# VORLIEGENDER TEXT
Lisa Batiashvili und The Philadelphia Orchestra gastieren beim September-Festival im Dresdner Kulturpalast
Sie war bei weitem nicht zum ersten Mal in Dresden zu Gast. Ob mit Staatskapelle oder Philharmonie – schon oft hat Lisa Batiashvili ihren einzigartigen Ton vorgeführt, Einfühlungsgefühl bewiesen. Und doch verblüfft die Georgierin immer wieder aufs neue mit ihrem klaren, zarten, tragfähigen Klang. Selbst in feinsten Piani bricht ihr der Ton nicht weg, wird nicht nebelig undeutlich, bleibt intonatorisch sauber – großartig!

# ARBEITSANWEISUNGEN
a – Fasse den Konzertbericht über Lisa Batiashvili in zwei Sätzen zusammen.
b – Setze den Konzertbericht über Lisa Batiashvili im Anschluss an seinen letzten Satz fort.
Die anschließende Auflistung steht für sich und gehört nicht zum Konzertbericht.

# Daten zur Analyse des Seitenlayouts
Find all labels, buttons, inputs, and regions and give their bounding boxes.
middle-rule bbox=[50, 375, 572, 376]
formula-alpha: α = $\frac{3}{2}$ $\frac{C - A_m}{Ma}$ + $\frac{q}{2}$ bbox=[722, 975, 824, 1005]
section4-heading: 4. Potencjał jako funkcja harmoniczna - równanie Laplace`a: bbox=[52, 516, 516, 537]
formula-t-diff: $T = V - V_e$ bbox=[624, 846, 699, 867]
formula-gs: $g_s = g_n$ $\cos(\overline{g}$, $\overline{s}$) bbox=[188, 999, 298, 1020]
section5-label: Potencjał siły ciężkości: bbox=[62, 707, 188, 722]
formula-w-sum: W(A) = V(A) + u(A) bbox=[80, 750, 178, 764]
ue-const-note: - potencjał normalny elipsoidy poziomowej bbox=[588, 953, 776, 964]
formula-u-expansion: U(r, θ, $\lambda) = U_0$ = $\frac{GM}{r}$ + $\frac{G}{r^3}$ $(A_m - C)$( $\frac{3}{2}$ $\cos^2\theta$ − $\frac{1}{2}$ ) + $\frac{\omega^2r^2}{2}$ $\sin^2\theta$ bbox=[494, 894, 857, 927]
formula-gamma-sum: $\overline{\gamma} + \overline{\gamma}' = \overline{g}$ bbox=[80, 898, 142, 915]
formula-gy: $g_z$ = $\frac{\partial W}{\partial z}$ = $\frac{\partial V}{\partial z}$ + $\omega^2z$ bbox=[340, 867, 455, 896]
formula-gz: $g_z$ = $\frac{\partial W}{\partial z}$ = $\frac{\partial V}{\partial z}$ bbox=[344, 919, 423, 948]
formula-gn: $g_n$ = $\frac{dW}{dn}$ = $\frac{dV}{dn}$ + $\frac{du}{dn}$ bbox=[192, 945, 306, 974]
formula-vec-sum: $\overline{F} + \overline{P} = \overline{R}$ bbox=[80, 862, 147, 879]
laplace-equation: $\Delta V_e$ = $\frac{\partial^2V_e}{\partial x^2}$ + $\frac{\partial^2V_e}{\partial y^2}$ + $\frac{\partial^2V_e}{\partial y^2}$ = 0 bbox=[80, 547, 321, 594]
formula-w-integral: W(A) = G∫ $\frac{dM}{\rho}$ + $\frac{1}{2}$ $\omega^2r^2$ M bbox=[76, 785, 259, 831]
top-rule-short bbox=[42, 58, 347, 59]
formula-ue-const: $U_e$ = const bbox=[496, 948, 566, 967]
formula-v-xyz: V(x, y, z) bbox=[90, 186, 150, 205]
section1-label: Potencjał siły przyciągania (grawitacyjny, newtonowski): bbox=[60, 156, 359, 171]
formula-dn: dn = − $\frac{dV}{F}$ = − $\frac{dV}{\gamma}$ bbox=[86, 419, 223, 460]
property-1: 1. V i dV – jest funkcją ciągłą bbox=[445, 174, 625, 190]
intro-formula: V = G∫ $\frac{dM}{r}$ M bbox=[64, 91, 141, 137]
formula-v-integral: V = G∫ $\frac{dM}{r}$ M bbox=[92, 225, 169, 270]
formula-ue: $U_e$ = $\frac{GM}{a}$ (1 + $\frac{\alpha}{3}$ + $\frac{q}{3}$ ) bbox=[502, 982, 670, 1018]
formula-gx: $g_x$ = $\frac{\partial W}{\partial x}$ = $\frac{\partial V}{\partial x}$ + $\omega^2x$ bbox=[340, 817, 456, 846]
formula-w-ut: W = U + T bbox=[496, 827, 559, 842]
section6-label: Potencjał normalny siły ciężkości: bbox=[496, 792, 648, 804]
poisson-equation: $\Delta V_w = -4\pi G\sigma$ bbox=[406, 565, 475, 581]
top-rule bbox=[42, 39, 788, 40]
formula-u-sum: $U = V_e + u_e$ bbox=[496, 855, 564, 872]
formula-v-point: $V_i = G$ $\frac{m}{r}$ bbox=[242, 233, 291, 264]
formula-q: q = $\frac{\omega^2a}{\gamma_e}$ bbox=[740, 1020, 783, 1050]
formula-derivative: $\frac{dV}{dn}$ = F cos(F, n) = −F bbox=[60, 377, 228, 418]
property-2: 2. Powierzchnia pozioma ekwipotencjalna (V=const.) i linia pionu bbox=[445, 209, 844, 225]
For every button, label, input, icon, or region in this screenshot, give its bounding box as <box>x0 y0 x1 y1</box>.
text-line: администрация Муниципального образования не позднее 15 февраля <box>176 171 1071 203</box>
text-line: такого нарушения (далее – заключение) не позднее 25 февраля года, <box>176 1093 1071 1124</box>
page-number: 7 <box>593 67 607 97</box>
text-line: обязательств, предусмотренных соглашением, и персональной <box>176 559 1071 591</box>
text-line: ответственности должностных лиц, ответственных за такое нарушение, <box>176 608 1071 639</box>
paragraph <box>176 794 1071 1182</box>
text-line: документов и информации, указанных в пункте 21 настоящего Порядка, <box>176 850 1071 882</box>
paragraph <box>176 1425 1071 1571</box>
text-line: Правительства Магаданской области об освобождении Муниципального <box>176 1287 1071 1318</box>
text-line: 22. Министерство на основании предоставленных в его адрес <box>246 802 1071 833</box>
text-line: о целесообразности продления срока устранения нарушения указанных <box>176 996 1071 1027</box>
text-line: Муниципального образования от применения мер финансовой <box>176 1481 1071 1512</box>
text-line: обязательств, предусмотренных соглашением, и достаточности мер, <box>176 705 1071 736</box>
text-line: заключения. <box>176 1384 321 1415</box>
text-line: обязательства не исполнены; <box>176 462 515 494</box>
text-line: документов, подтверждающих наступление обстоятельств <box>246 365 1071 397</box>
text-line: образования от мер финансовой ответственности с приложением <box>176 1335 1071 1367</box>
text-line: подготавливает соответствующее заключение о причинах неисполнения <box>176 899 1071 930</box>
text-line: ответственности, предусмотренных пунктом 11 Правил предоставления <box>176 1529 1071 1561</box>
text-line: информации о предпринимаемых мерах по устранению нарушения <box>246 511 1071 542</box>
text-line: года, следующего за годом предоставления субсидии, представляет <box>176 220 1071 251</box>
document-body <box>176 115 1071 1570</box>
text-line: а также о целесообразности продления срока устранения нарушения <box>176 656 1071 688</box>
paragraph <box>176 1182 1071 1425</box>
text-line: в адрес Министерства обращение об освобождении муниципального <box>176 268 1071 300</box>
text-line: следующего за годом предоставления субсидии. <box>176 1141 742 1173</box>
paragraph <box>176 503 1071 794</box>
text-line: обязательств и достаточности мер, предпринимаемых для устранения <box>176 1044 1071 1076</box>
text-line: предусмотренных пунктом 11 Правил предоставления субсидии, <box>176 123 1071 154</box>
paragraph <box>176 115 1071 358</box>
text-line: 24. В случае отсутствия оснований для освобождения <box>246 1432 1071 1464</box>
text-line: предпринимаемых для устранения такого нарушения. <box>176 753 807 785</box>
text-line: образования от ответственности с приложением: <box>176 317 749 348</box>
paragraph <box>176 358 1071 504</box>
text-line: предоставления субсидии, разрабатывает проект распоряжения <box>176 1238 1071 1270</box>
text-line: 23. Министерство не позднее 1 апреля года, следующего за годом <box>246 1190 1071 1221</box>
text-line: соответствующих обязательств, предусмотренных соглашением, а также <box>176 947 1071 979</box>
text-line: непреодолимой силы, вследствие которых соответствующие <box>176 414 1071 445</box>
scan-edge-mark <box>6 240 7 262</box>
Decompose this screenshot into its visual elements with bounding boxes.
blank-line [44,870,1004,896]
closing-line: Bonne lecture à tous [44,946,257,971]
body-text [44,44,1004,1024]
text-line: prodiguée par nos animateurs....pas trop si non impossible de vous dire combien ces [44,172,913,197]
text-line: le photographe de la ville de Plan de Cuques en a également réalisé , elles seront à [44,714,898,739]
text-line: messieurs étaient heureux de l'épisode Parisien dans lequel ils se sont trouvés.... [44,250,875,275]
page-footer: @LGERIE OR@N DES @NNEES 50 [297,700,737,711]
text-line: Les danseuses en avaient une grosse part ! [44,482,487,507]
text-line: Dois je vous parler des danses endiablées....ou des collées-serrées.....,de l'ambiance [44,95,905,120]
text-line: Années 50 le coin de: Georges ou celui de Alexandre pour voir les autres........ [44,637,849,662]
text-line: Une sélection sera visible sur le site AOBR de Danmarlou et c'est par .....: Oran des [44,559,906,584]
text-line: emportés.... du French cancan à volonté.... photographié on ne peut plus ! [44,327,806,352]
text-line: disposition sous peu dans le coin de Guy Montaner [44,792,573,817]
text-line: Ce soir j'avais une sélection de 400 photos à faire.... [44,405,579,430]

# NUMMERIERTE ANTWORTEN
a – Lisa Batiashvili gastiert mit The Philadelphia Orchestra beim September-Festival im Dresdner Kulturpalast, nachdem sie schon oft mit Staatskapelle oder Philharmonie in Dresden aufgetreten ist. Dennoch verblüfft die Georgierin erneut mit ihrem klaren, zarten, tragfähigen Klang, der selbst in feinsten Piani nicht wegbricht und intonatorisch sauber bleibt.

b –
Beim zu den Dresdner Musikfestspielen gehörenden September-Festival war die Weltklassegeigerin gleich in zwei Werken zu erleben, beide nicht gerade klein, dafür aber recht selten gespielt: Ernest Chaussons »Poème« für Violine und Orchester (Opus 25) hört man vielleicht noch eher als Karol Szymanowskis erstes Konzert für Violine und Orchester (Opus 35) – beide Stücke einmal in der Gegenüberstellung zu erleben, war allein schon eine Bereicherung.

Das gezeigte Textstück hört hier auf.